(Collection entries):
======
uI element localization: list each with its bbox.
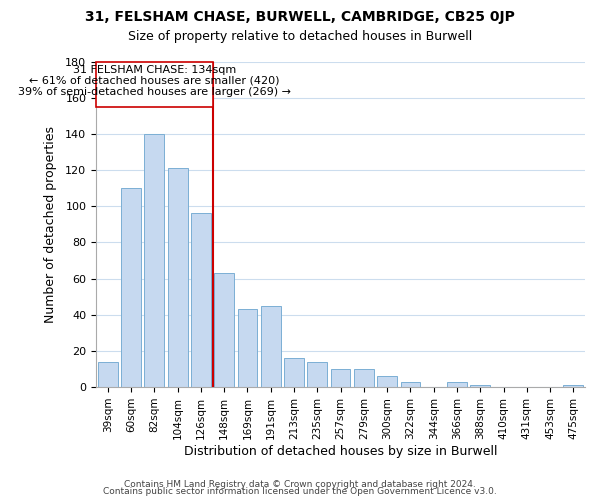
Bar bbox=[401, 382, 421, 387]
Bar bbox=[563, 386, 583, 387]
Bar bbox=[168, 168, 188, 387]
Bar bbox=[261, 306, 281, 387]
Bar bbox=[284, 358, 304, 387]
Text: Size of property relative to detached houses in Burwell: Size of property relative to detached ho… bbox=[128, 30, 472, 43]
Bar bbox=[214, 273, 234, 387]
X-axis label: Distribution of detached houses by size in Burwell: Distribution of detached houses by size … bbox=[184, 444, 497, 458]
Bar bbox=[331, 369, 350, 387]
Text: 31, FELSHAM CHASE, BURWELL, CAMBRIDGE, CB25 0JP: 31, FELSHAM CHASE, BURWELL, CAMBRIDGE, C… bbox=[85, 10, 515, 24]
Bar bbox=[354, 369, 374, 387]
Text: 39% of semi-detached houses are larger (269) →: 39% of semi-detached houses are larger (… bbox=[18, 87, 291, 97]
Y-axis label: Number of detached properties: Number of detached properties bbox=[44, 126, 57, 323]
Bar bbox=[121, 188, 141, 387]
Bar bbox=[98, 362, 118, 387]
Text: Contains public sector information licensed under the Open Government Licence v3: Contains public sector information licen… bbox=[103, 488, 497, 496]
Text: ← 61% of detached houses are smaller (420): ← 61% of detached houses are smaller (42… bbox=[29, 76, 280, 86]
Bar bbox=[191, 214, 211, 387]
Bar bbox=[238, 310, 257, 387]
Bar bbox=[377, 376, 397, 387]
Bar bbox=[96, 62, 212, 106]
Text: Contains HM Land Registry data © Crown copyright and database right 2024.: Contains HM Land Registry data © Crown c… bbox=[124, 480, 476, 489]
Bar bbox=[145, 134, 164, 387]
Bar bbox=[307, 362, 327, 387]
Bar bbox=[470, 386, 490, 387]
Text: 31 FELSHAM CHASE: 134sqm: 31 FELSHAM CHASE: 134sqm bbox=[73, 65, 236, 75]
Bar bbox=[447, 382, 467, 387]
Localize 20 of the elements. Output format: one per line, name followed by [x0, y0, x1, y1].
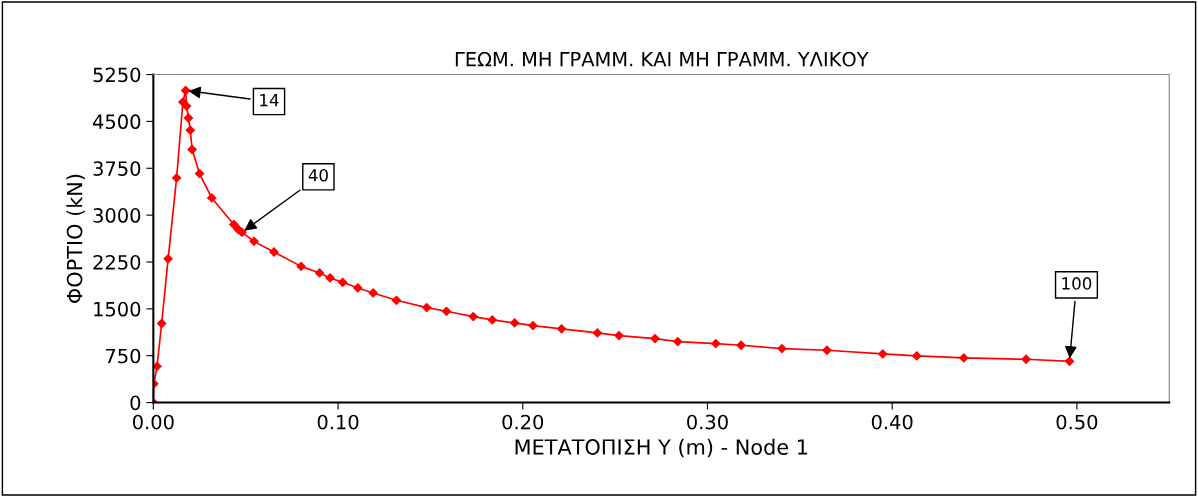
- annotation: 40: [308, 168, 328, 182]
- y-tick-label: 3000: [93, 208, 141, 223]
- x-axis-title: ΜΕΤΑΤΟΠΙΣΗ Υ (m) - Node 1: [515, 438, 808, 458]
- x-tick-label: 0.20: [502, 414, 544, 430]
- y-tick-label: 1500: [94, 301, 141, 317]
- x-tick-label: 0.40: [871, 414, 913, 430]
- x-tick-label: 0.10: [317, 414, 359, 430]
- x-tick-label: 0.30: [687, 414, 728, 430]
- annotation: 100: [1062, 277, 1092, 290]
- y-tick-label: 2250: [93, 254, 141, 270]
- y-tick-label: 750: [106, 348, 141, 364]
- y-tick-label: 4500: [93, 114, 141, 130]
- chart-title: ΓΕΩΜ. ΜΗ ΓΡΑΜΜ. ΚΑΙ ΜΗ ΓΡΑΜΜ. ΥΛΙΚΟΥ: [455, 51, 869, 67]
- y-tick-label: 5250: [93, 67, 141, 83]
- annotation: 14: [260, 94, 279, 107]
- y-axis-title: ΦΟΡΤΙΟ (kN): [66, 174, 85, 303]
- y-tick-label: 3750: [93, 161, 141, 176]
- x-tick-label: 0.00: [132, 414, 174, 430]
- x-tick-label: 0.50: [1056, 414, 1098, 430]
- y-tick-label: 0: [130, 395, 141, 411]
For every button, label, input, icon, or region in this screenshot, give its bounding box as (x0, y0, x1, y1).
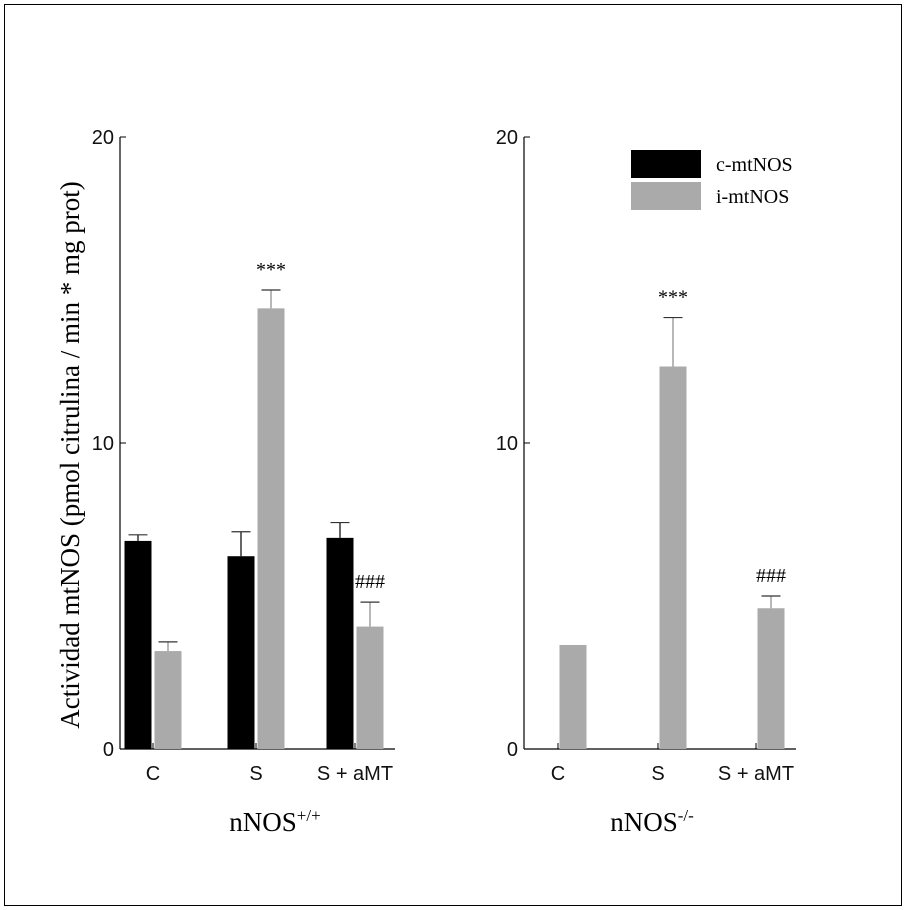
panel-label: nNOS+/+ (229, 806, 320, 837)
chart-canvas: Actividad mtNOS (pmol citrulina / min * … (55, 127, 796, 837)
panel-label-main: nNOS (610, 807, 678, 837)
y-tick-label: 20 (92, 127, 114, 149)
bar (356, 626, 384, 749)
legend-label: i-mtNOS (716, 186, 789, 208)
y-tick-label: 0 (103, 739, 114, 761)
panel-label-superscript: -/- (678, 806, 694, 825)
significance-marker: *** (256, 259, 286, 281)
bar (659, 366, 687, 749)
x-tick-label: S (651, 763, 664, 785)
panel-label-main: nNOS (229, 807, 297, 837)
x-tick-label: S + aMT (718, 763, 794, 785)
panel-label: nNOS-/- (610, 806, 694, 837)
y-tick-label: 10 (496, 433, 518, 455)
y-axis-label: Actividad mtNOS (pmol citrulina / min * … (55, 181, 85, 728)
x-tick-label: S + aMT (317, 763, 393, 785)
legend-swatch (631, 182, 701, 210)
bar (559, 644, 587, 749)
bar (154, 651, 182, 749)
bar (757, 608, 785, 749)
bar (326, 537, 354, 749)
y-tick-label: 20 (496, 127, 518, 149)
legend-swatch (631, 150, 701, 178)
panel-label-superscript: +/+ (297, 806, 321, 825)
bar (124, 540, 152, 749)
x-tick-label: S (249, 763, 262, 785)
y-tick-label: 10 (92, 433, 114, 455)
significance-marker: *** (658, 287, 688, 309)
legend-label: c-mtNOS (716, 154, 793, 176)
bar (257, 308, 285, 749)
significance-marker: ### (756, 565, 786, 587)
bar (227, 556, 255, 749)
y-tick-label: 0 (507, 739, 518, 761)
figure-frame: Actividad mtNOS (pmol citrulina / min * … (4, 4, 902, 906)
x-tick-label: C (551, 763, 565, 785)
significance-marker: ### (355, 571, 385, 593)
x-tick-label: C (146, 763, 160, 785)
======
(WHAT IS NEEDED): Please return the rows from the line containing "panel-label: nNOS+/+ (229, 806, 320, 837)" through the line containing "bar (326, 537, 354, 749)", both included, copying each one without any change.

(ANSWER TO THE EXERCISE):
panel-label: nNOS+/+ (229, 806, 320, 837)
chart-canvas: Actividad mtNOS (pmol citrulina / min * … (55, 127, 796, 837)
panel-label-main: nNOS (610, 807, 678, 837)
y-tick-label: 20 (92, 127, 114, 149)
bar (356, 626, 384, 749)
legend-label: i-mtNOS (716, 186, 789, 208)
y-tick-label: 0 (103, 739, 114, 761)
panel-label-superscript: -/- (678, 806, 694, 825)
significance-marker: *** (256, 259, 286, 281)
bar (659, 366, 687, 749)
x-tick-label: S (651, 763, 664, 785)
panel-label-main: nNOS (229, 807, 297, 837)
x-tick-label: S + aMT (718, 763, 794, 785)
panel-label: nNOS-/- (610, 806, 694, 837)
y-tick-label: 10 (496, 433, 518, 455)
y-axis-label: Actividad mtNOS (pmol citrulina / min * … (55, 181, 85, 728)
x-tick-label: S + aMT (317, 763, 393, 785)
legend-swatch (631, 182, 701, 210)
bar (559, 644, 587, 749)
bar (154, 651, 182, 749)
bar (757, 608, 785, 749)
bar (326, 537, 354, 749)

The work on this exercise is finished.